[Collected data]
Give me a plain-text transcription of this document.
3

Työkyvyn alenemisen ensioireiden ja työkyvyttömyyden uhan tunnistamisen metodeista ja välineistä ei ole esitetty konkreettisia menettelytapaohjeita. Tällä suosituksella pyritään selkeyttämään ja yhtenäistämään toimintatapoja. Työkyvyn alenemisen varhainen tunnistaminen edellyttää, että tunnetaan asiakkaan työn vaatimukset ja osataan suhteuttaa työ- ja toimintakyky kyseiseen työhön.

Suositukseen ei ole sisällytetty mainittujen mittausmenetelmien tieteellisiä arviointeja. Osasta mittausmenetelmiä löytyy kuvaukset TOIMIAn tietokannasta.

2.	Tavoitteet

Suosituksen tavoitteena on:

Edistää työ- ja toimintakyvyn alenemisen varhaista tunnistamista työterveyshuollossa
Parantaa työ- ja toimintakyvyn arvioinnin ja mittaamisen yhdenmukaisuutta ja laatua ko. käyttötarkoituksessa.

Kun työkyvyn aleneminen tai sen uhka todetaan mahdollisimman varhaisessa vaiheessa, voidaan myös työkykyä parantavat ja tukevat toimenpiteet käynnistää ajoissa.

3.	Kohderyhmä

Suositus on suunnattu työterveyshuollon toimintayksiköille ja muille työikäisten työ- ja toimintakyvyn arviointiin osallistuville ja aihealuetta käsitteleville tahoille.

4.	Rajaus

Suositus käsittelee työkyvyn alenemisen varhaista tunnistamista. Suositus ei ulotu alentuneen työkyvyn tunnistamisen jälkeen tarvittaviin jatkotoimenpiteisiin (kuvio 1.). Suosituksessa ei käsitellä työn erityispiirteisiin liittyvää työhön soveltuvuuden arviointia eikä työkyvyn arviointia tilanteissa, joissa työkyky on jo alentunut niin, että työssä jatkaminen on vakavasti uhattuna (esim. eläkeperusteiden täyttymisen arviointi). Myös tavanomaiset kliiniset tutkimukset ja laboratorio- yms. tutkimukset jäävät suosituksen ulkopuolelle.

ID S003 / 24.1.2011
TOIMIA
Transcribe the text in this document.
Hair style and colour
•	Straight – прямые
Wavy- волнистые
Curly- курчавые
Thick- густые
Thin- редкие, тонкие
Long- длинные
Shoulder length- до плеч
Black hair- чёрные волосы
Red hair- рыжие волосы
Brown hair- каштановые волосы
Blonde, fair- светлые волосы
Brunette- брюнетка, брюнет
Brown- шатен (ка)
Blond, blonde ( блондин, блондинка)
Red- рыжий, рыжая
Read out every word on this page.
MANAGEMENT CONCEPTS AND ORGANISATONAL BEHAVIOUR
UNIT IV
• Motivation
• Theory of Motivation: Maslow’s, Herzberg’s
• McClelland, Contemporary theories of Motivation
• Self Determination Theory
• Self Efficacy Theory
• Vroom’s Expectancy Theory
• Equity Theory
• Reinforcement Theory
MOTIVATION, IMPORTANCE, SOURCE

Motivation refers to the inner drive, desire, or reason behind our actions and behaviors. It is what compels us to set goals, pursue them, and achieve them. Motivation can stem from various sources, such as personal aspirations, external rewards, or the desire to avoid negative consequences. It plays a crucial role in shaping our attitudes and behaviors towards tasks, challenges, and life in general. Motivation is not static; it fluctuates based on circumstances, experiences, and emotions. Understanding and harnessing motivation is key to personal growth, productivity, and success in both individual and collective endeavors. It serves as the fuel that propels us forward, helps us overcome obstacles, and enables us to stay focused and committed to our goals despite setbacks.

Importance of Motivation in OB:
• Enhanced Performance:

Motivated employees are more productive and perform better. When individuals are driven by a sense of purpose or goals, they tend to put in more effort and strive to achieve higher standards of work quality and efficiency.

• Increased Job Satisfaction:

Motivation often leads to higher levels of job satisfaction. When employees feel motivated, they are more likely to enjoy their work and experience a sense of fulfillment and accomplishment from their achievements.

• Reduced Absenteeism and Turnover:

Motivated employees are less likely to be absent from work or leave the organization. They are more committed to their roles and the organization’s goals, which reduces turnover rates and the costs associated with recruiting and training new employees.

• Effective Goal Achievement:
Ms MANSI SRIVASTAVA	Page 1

TO BE DONE –
Quote each line above in full, word for word.

RESULT OF THIS EXERCISE –
Give me a plain-text transcription of this document.
3

Työkyvyn alenemisen ensioireiden ja työkyvyttömyyden uhan tunnistamisen metodeista ja välineistä ei ole esitetty konkreettisia menettelytapaohjeita. Tällä suosituksella pyritään selkeyttämään ja yhtenäistämään toimintatapoja. Työkyvyn alenemisen varhainen tunnistaminen edellyttää, että tunnetaan asiakkaan työn vaatimukset ja osataan suhteuttaa työ- ja toimintakyky kyseiseen työhön.

Suositukseen ei ole sisällytetty mainittujen mittausmenetelmien tieteellisiä arviointeja. Osasta mittausmenetelmiä löytyy kuvaukset TOIMIAn tietokannasta.

2.	Tavoitteet

Suosituksen tavoitteena on:

Edistää työ- ja toimintakyvyn alenemisen varhaista tunnistamista työterveyshuollossa
Parantaa työ- ja toimintakyvyn arvioinnin ja mittaamisen yhdenmukaisuutta ja laatua ko. käyttötarkoituksessa.

Kun työkyvyn aleneminen tai sen uhka todetaan mahdollisimman varhaisessa vaiheessa, voidaan myös työkykyä parantavat ja tukevat toimenpiteet käynnistää ajoissa.

3.	Kohderyhmä

Suositus on suunnattu työterveyshuollon toimintayksiköille ja muille työikäisten työ- ja toimintakyvyn arviointiin osallistuville ja aihealuetta käsitteleville tahoille.

4.	Rajaus

Suositus käsittelee työkyvyn alenemisen varhaista tunnistamista. Suositus ei ulotu alentuneen työkyvyn tunnistamisen jälkeen tarvittaviin jatkotoimenpiteisiin (kuvio 1.). Suosituksessa ei käsitellä työn erityispiirteisiin liittyvää työhön soveltuvuuden arviointia eikä työkyvyn arviointia tilanteissa, joissa työkyky on jo alentunut niin, että työssä jatkaminen on vakavasti uhattuna (esim. eläkeperusteiden täyttymisen arviointi). Myös tavanomaiset kliiniset tutkimukset ja laboratorio- yms. tutkimukset jäävät suosituksen ulkopuolelle.

ID S003 / 24.1.2011
TOIMIA
Transcribe the text in this document.
Hair style and colour
•	Straight – прямые
Wavy- волнистые
Curly- курчавые
Thick- густые
Thin- редкие, тонкие
Long- длинные
Shoulder length- до плеч
Black hair- чёрные волосы
Red hair- рыжие волосы
Brown hair- каштановые волосы
Blonde, fair- светлые волосы
Brunette- брюнетка, брюнет
Brown- шатен (ка)
Blond, blonde ( блондин, блондинка)
Red- рыжий, рыжая
Read out every word on this page.
MANAGEMENT CONCEPTS AND ORGANISATONAL BEHAVIOUR
UNIT IV
• Motivation
• Theory of Motivation: Maslow’s, Herzberg’s
• McClelland, Contemporary theories of Motivation
• Self Determination Theory
• Self Efficacy Theory
• Vroom’s Expectancy Theory
• Equity Theory
• Reinforcement Theory
MOTIVATION, IMPORTANCE, SOURCE

Motivation refers to the inner drive, desire, or reason behind our actions and behaviors. It is what compels us to set goals, pursue them, and achieve them. Motivation can stem from various sources, such as personal aspirations, external rewards, or the desire to avoid negative consequences. It plays a crucial role in shaping our attitudes and behaviors towards tasks, challenges, and life in general. Motivation is not static; it fluctuates based on circumstances, experiences, and emotions. Understanding and harnessing motivation is key to personal growth, productivity, and success in both individual and collective endeavors. It serves as the fuel that propels us forward, helps us overcome obstacles, and enables us to stay focused and committed to our goals despite setbacks.

Importance of Motivation in OB:
• Enhanced Performance:

Motivated employees are more productive and perform better. When individuals are driven by a sense of purpose or goals, they tend to put in more effort and strive to achieve higher standards of work quality and efficiency.

• Increased Job Satisfaction:

Motivation often leads to higher levels of job satisfaction. When employees feel motivated, they are more likely to enjoy their work and experience a sense of fulfillment and accomplishment from their achievements.

• Reduced Absenteeism and Turnover:

Motivated employees are less likely to be absent from work or leave the organization. They are more committed to their roles and the organization’s goals, which reduces turnover rates and the costs associated with recruiting and training new employees.

• Effective Goal Achievement:
Ms MANSI SRIVASTAVA	Page 1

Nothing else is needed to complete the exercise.